**WORK REQUIRED:**
Retype only the lines from the one containing "Enumerate this screenshot's" through the one containing "Convert this screenshot", both included, word for word. Pictures stay out of the copy.

Saved entries:

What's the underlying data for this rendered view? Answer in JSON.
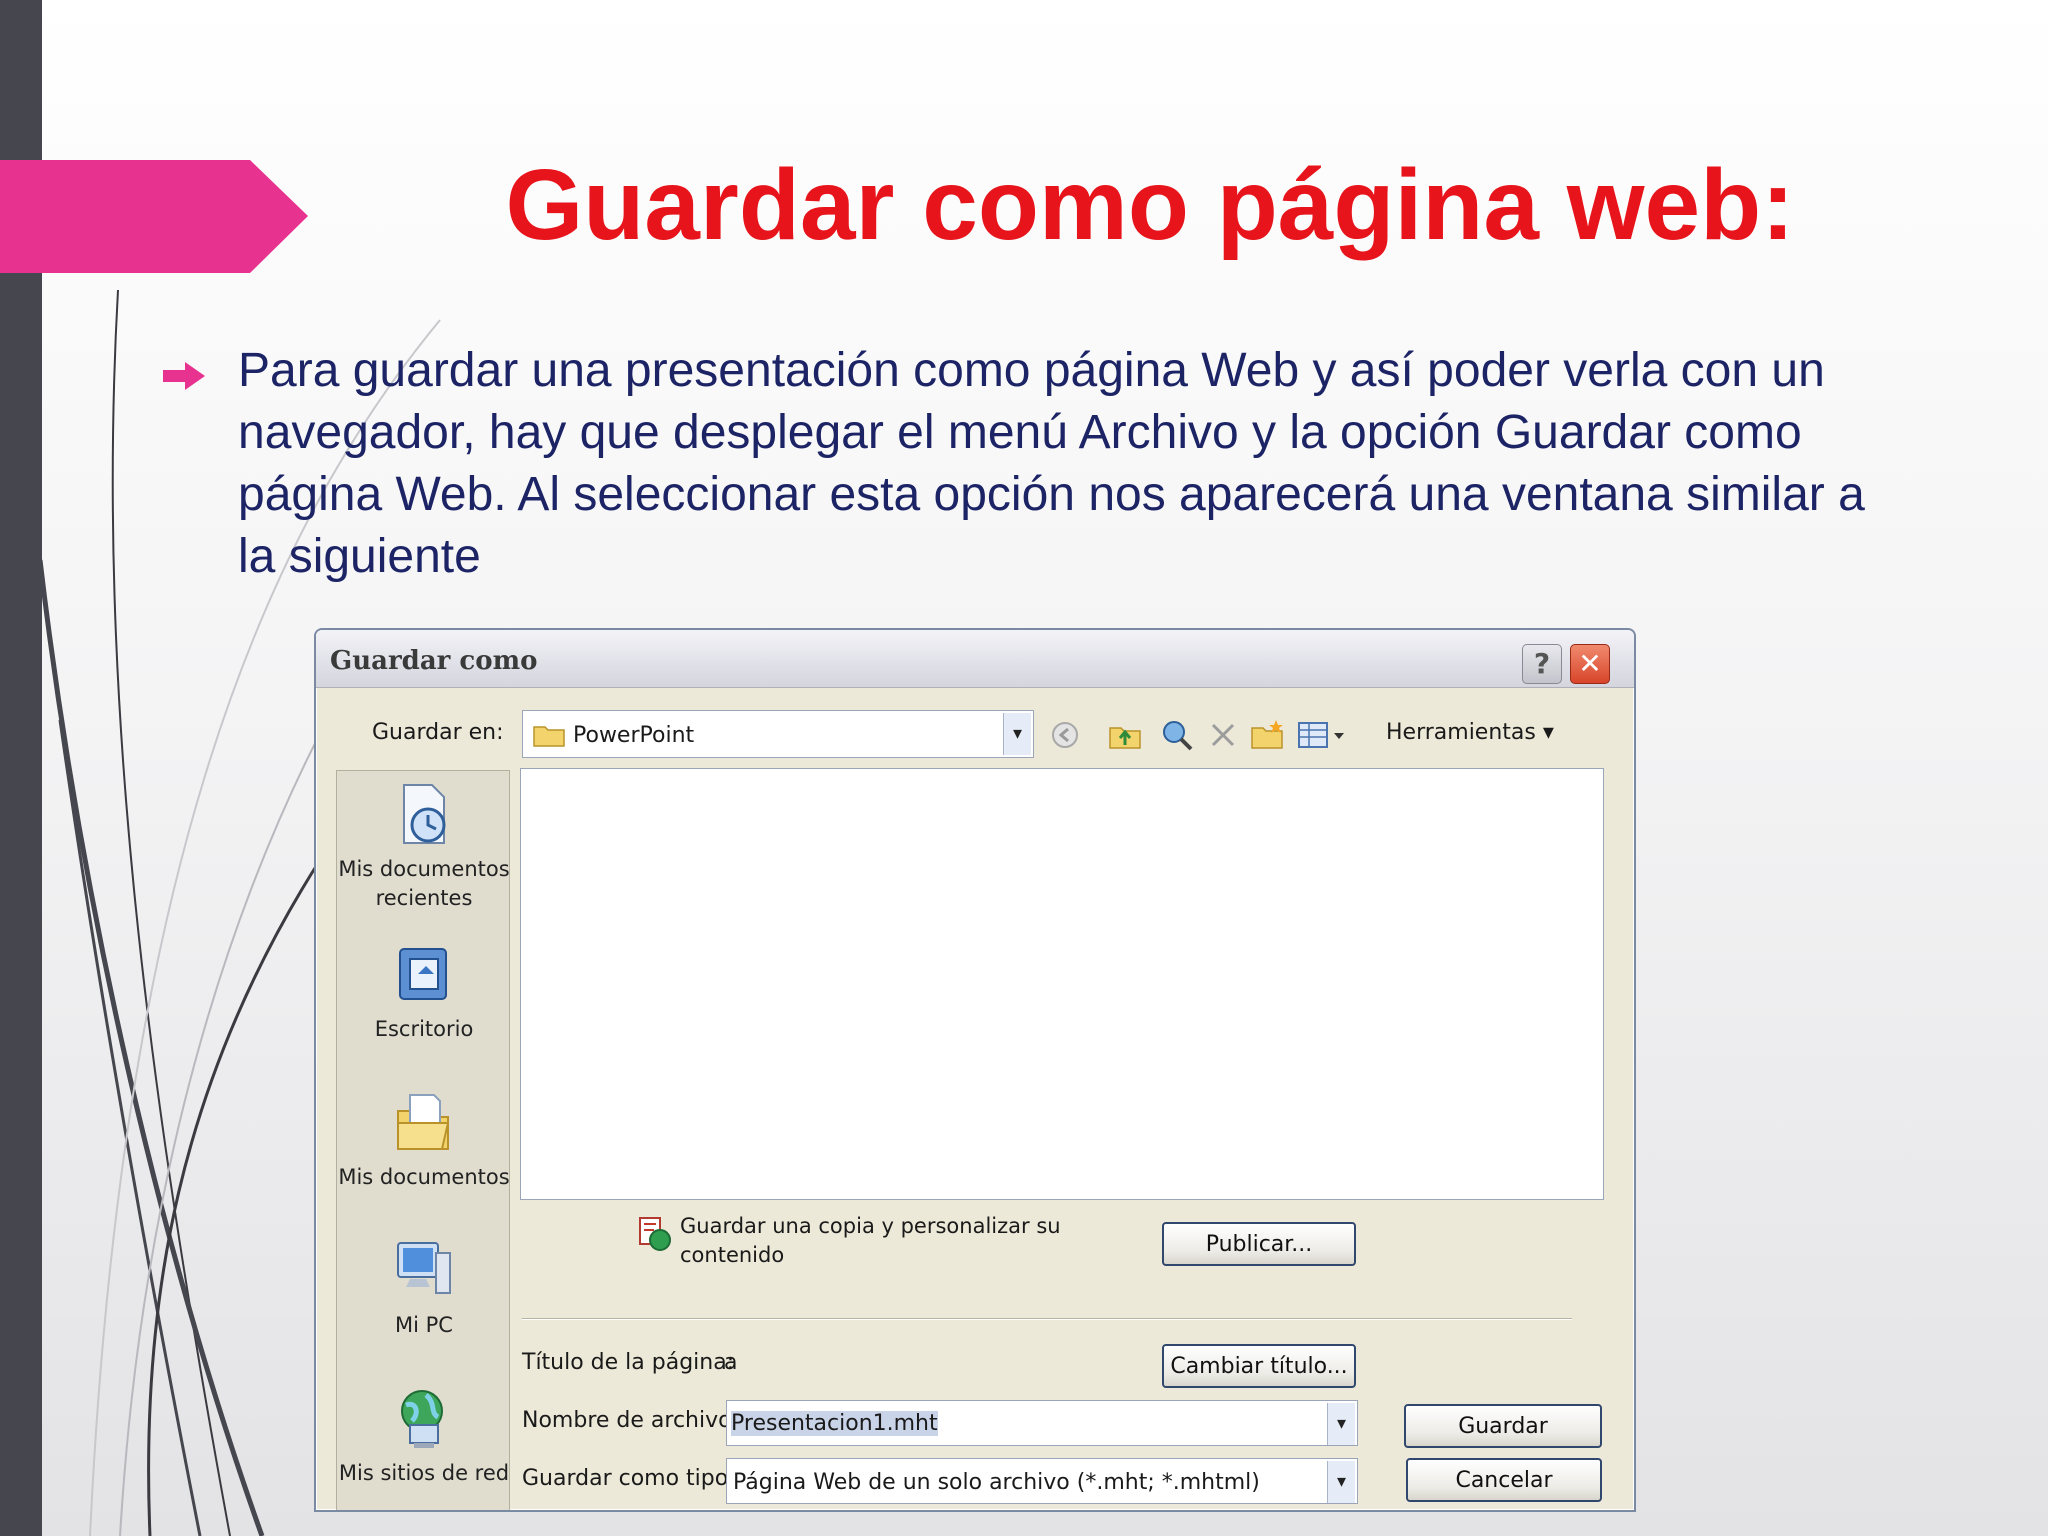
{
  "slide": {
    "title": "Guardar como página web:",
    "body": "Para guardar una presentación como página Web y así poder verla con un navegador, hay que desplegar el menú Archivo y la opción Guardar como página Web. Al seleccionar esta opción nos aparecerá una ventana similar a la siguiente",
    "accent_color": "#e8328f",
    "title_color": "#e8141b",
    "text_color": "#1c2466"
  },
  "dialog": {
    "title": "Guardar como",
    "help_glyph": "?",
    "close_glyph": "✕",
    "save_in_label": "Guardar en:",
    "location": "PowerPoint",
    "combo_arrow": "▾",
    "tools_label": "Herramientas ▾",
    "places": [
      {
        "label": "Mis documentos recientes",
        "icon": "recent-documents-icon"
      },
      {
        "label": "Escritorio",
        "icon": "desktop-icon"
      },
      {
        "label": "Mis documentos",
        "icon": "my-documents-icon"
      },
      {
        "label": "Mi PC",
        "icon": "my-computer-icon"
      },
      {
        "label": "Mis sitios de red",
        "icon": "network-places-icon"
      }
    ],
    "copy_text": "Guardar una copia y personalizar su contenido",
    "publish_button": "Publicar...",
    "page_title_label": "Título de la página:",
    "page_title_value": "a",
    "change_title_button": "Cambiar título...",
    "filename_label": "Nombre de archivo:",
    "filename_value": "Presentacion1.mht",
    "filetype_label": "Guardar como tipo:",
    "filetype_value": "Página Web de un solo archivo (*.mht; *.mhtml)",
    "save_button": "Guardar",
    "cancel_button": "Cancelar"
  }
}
...
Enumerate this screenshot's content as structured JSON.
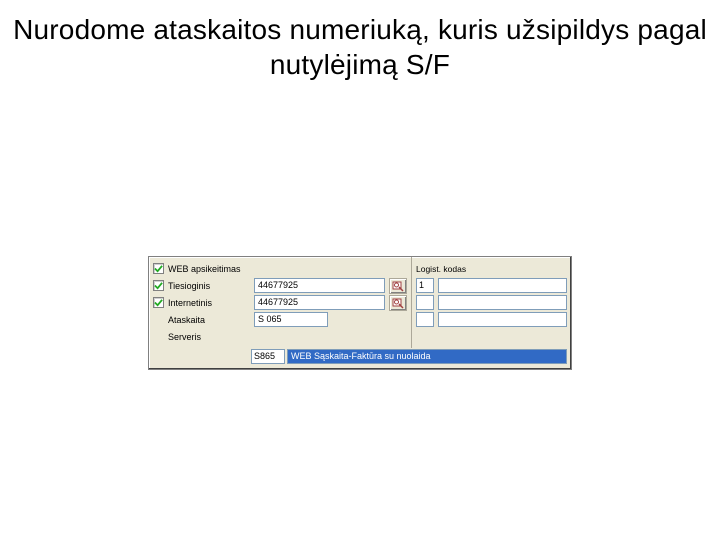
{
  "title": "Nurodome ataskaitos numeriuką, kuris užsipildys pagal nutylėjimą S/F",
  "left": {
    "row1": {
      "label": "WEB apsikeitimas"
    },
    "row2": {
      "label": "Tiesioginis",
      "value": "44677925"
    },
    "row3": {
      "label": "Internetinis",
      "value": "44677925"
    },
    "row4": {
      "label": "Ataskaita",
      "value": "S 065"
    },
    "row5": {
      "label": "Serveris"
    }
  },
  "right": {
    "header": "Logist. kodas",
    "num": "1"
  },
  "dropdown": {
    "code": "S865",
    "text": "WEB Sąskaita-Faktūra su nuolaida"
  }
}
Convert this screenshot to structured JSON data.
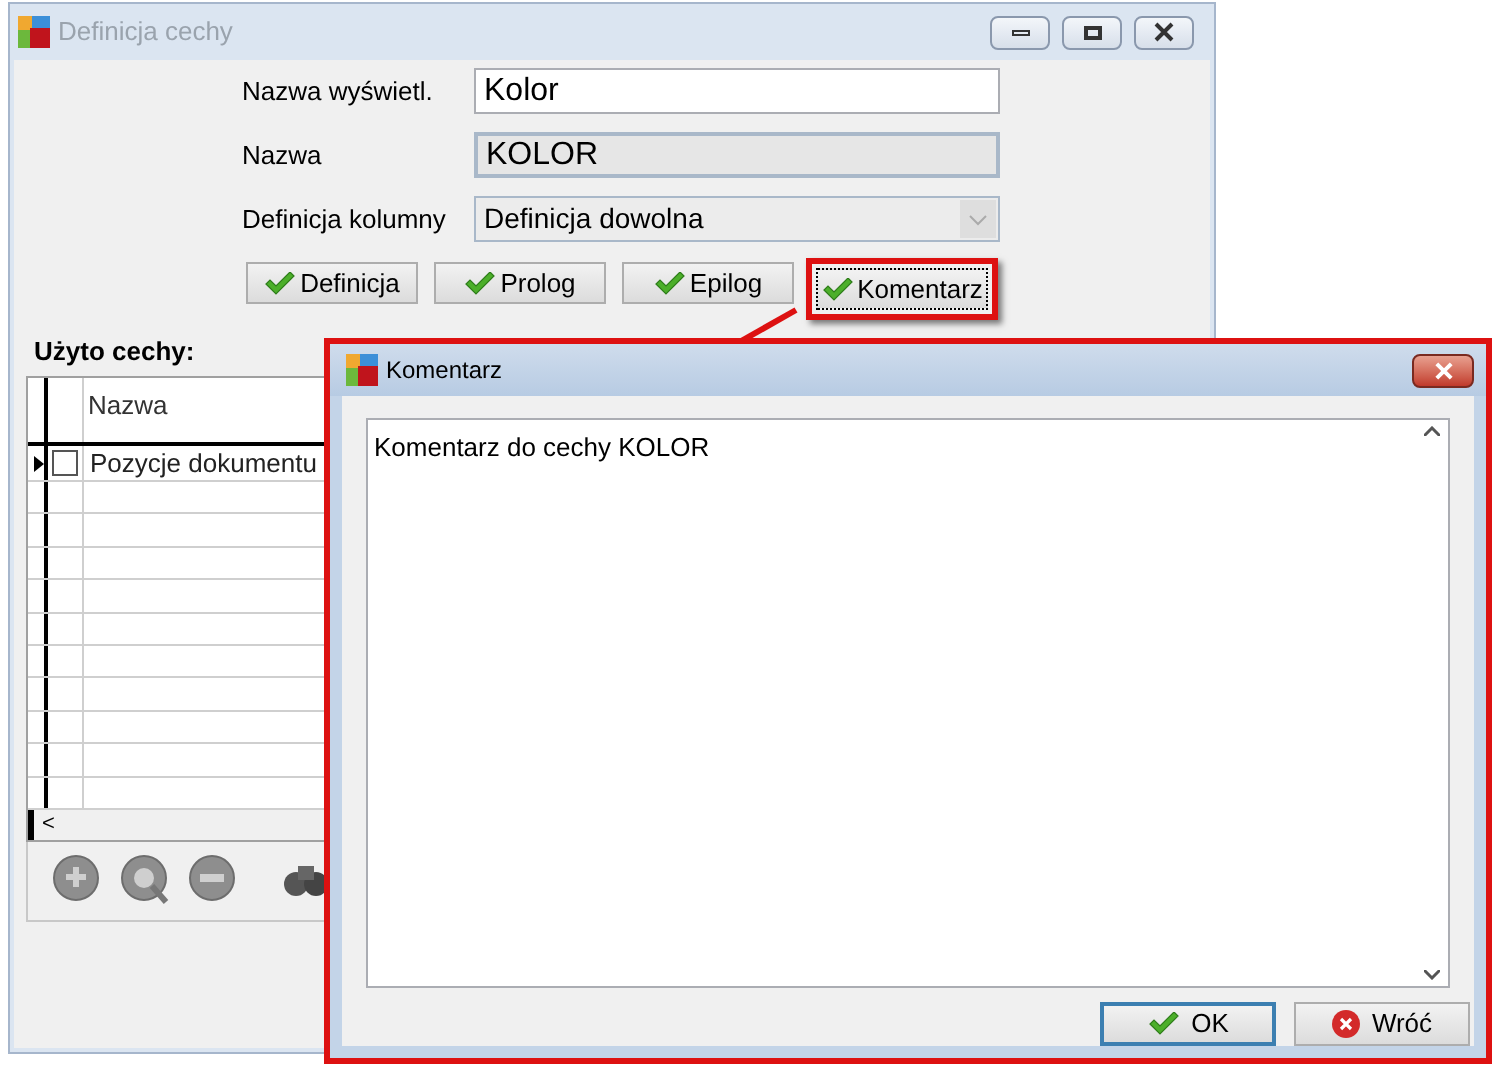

**FINISHED TASK:**
Enumerate this screenshot's content as structured JSON.
{
  "title": "Nurodome ataskaitos numeriuką, kuris užsipildys pagal nutylėjimą S/F",
  "left": {
    "row1": {
      "label": "WEB apsikeitimas"
    },
    "row2": {
      "label": "Tiesioginis",
      "value": "44677925"
    },
    "row3": {
      "label": "Internetinis",
      "value": "44677925"
    },
    "row4": {
      "label": "Ataskaita",
      "value": "S 065"
    },
    "row5": {
      "label": "Serveris"
    }
  },
  "right": {
    "header": "Logist. kodas",
    "num": "1"
  },
  "dropdown": {
    "code": "S865",
    "text": "WEB Sąskaita-Faktūra su nuolaida"
  }
}
Convert this screenshot to structured JSON data.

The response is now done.